# PROBLEM
In the data that follows, count each line holding the string "damaged"; answer with the number only.

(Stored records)
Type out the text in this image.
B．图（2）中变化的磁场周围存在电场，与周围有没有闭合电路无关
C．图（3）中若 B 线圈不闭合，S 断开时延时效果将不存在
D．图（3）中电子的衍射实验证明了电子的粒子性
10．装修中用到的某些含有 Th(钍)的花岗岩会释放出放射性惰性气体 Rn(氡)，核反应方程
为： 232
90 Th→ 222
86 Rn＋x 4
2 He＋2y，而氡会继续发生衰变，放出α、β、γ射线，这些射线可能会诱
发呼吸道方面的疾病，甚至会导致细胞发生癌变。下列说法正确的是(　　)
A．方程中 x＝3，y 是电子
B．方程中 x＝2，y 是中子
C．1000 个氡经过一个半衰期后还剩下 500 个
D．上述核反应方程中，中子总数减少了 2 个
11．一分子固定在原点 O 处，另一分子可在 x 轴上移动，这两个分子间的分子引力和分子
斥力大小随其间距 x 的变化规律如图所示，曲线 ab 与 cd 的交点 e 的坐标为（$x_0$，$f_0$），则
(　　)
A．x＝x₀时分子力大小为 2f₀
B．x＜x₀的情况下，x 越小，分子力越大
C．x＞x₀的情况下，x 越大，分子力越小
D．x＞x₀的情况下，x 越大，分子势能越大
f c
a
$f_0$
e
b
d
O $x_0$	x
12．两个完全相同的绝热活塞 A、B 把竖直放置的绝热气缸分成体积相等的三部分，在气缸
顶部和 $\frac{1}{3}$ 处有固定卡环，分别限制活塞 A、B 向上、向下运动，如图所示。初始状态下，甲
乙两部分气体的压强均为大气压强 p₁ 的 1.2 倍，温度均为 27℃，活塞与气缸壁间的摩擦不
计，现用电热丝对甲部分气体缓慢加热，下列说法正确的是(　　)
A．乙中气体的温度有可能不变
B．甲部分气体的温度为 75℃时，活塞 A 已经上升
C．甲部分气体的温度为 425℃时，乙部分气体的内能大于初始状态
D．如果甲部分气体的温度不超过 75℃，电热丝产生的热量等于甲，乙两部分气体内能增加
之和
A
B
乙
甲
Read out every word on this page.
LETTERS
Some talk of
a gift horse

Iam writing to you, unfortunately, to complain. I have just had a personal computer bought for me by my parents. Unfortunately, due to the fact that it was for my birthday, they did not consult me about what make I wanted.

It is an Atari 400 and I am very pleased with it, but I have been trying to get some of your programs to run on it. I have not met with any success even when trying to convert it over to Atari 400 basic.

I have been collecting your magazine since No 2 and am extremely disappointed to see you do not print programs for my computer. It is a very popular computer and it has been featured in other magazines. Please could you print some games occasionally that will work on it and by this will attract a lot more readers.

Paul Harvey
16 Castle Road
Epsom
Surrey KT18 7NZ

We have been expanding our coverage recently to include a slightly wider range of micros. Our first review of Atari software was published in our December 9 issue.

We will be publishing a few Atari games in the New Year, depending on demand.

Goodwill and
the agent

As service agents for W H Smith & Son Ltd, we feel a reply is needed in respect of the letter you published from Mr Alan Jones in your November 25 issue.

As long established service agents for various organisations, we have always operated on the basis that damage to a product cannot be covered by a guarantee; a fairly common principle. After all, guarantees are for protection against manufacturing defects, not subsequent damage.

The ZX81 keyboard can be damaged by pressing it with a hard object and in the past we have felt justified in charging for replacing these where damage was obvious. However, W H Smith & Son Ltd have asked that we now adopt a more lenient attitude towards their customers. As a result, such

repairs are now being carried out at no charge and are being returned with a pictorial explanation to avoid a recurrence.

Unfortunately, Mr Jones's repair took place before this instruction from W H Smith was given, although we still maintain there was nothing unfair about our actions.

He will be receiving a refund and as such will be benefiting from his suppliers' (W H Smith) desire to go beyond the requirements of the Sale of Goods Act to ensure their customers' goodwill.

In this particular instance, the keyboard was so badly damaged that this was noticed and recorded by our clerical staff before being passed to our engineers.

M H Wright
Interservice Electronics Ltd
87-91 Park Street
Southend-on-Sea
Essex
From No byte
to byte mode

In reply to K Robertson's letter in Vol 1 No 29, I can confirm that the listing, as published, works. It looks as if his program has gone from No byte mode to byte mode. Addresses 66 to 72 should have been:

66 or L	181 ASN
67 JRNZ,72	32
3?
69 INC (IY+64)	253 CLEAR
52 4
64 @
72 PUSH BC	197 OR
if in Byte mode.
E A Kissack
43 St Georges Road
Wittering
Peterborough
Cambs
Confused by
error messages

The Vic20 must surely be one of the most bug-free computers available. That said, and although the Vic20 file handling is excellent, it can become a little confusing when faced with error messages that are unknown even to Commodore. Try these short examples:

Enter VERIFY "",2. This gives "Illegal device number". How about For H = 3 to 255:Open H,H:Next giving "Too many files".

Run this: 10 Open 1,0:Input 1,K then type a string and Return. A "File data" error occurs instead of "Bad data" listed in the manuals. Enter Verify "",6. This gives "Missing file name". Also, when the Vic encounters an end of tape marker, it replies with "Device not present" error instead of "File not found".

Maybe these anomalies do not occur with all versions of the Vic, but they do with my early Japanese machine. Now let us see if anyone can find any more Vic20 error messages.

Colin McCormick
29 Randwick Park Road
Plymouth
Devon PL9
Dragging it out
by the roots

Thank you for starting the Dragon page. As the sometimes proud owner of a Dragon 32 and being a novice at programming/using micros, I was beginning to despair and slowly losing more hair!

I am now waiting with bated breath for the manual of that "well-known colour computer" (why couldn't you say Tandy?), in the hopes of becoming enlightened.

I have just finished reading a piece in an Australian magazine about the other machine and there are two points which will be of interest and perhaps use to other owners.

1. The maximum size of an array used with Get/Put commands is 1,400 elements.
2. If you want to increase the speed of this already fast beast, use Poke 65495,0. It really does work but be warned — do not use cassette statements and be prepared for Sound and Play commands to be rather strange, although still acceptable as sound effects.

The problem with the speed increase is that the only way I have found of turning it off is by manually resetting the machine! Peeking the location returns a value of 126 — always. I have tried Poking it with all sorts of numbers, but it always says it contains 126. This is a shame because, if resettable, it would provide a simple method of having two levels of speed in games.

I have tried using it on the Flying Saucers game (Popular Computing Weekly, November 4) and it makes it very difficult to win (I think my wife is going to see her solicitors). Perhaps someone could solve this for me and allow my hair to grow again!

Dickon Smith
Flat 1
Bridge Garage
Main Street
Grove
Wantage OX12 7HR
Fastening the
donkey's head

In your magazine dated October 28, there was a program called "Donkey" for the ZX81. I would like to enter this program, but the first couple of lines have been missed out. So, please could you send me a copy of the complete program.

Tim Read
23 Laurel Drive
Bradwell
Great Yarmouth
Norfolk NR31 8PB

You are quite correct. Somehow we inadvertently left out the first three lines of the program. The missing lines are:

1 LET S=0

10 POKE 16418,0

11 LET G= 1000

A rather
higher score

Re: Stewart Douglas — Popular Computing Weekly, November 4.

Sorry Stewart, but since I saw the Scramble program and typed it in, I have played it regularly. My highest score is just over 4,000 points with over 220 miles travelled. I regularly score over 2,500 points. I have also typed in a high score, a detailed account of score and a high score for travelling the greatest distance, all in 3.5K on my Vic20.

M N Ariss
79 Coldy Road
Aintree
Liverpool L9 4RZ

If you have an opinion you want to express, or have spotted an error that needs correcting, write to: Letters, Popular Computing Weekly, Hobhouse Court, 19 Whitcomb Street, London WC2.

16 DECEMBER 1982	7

# SOLUTION
2